Below is a set of records; print all of them exactly as written.

Start GIVEN RECORDS

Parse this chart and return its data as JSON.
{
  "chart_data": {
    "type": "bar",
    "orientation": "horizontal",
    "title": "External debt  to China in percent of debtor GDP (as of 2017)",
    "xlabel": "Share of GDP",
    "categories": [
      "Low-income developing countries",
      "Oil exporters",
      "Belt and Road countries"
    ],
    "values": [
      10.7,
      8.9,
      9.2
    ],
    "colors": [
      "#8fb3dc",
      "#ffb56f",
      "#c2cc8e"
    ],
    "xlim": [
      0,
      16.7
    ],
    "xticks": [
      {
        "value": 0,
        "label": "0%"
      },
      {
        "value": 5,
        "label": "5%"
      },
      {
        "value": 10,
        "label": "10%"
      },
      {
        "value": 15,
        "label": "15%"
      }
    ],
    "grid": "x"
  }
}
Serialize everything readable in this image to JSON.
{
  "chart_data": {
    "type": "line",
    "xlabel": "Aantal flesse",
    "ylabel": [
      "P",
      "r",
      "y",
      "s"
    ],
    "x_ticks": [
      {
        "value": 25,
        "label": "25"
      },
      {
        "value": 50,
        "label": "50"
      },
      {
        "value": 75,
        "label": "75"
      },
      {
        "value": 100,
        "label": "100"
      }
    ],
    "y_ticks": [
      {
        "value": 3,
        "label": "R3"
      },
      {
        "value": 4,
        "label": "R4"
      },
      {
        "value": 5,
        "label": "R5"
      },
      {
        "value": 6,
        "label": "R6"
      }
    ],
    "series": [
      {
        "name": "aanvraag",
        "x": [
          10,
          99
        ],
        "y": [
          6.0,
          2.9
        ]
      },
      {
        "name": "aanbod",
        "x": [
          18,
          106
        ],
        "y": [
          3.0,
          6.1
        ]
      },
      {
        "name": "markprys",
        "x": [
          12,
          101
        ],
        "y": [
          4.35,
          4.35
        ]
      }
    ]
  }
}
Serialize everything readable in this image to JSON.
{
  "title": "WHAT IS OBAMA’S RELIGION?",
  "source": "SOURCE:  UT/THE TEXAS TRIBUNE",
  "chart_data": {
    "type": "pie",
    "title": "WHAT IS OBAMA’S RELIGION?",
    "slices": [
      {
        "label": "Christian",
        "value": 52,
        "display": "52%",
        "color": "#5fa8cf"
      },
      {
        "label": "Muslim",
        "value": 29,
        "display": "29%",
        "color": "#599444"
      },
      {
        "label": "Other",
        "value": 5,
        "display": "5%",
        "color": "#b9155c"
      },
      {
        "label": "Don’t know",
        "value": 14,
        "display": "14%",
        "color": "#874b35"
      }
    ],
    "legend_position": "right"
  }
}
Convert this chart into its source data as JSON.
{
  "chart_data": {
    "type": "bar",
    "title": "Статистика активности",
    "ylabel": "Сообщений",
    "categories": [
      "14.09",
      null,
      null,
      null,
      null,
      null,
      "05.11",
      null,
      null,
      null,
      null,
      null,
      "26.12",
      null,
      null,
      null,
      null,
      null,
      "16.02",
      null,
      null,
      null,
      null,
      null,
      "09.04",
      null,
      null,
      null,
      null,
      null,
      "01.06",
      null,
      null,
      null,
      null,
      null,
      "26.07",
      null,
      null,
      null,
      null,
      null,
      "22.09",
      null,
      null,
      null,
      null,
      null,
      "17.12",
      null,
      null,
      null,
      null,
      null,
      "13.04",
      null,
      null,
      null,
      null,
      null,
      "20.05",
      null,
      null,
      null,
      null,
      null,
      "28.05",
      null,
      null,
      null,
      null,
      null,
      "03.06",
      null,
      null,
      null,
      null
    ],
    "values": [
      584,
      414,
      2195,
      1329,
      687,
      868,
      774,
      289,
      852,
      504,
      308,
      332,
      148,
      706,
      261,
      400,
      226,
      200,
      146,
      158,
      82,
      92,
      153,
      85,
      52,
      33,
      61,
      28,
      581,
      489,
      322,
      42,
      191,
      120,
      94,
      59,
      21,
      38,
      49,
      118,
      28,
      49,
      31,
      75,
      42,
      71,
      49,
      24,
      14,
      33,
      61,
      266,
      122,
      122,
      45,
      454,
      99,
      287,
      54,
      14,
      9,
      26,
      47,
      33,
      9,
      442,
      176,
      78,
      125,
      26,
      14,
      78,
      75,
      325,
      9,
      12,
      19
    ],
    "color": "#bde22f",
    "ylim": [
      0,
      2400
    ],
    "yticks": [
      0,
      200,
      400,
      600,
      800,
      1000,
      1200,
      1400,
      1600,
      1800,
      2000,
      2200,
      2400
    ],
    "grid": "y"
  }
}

End GIVEN RECORDS

▸ **COMPLETE RESPONSE**
Parse this chart and return its data as JSON.
{
  "chart_data": {
    "type": "bar",
    "orientation": "horizontal",
    "title": "External debt  to China in percent of debtor GDP (as of 2017)",
    "xlabel": "Share of GDP",
    "categories": [
      "Low-income developing countries",
      "Oil exporters",
      "Belt and Road countries"
    ],
    "values": [
      10.7,
      8.9,
      9.2
    ],
    "colors": [
      "#8fb3dc",
      "#ffb56f",
      "#c2cc8e"
    ],
    "xlim": [
      0,
      16.7
    ],
    "xticks": [
      {
        "value": 0,
        "label": "0%"
      },
      {
        "value": 5,
        "label": "5%"
      },
      {
        "value": 10,
        "label": "10%"
      },
      {
        "value": 15,
        "label": "15%"
      }
    ],
    "grid": "x"
  }
}
Serialize everything readable in this image to JSON.
{
  "chart_data": {
    "type": "line",
    "xlabel": "Aantal flesse",
    "ylabel": [
      "P",
      "r",
      "y",
      "s"
    ],
    "x_ticks": [
      {
        "value": 25,
        "label": "25"
      },
      {
        "value": 50,
        "label": "50"
      },
      {
        "value": 75,
        "label": "75"
      },
      {
        "value": 100,
        "label": "100"
      }
    ],
    "y_ticks": [
      {
        "value": 3,
        "label": "R3"
      },
      {
        "value": 4,
        "label": "R4"
      },
      {
        "value": 5,
        "label": "R5"
      },
      {
        "value": 6,
        "label": "R6"
      }
    ],
    "series": [
      {
        "name": "aanvraag",
        "x": [
          10,
          99
        ],
        "y": [
          6.0,
          2.9
        ]
      },
      {
        "name": "aanbod",
        "x": [
          18,
          106
        ],
        "y": [
          3.0,
          6.1
        ]
      },
      {
        "name": "markprys",
        "x": [
          12,
          101
        ],
        "y": [
          4.35,
          4.35
        ]
      }
    ]
  }
}
Serialize everything readable in this image to JSON.
{
  "title": "WHAT IS OBAMA’S RELIGION?",
  "source": "SOURCE:  UT/THE TEXAS TRIBUNE",
  "chart_data": {
    "type": "pie",
    "title": "WHAT IS OBAMA’S RELIGION?",
    "slices": [
      {
        "label": "Christian",
        "value": 52,
        "display": "52%",
        "color": "#5fa8cf"
      },
      {
        "label": "Muslim",
        "value": 29,
        "display": "29%",
        "color": "#599444"
      },
      {
        "label": "Other",
        "value": 5,
        "display": "5%",
        "color": "#b9155c"
      },
      {
        "label": "Don’t know",
        "value": 14,
        "display": "14%",
        "color": "#874b35"
      }
    ],
    "legend_position": "right"
  }
}
Convert this chart into its source data as JSON.
{
  "chart_data": {
    "type": "bar",
    "title": "Статистика активности",
    "ylabel": "Сообщений",
    "categories": [
      "14.09",
      null,
      null,
      null,
      null,
      null,
      "05.11",
      null,
      null,
      null,
      null,
      null,
      "26.12",
      null,
      null,
      null,
      null,
      null,
      "16.02",
      null,
      null,
      null,
      null,
      null,
      "09.04",
      null,
      null,
      null,
      null,
      null,
      "01.06",
      null,
      null,
      null,
      null,
      null,
      "26.07",
      null,
      null,
      null,
      null,
      null,
      "22.09",
      null,
      null,
      null,
      null,
      null,
      "17.12",
      null,
      null,
      null,
      null,
      null,
      "13.04",
      null,
      null,
      null,
      null,
      null,
      "20.05",
      null,
      null,
      null,
      null,
      null,
      "28.05",
      null,
      null,
      null,
      null,
      null,
      "03.06",
      null,
      null,
      null,
      null
    ],
    "values": [
      584,
      414,
      2195,
      1329,
      687,
      868,
      774,
      289,
      852,
      504,
      308,
      332,
      148,
      706,
      261,
      400,
      226,
      200,
      146,
      158,
      82,
      92,
      153,
      85,
      52,
      33,
      61,
      28,
      581,
      489,
      322,
      42,
      191,
      120,
      94,
      59,
      21,
      38,
      49,
      118,
      28,
      49,
      31,
      75,
      42,
      71,
      49,
      24,
      14,
      33,
      61,
      266,
      122,
      122,
      45,
      454,
      99,
      287,
      54,
      14,
      9,
      26,
      47,
      33,
      9,
      442,
      176,
      78,
      125,
      26,
      14,
      78,
      75,
      325,
      9,
      12,
      19
    ],
    "color": "#bde22f",
    "ylim": [
      0,
      2400
    ],
    "yticks": [
      0,
      200,
      400,
      600,
      800,
      1000,
      1200,
      1400,
      1600,
      1800,
      2000,
      2200,
      2400
    ],
    "grid": "y"
  }
}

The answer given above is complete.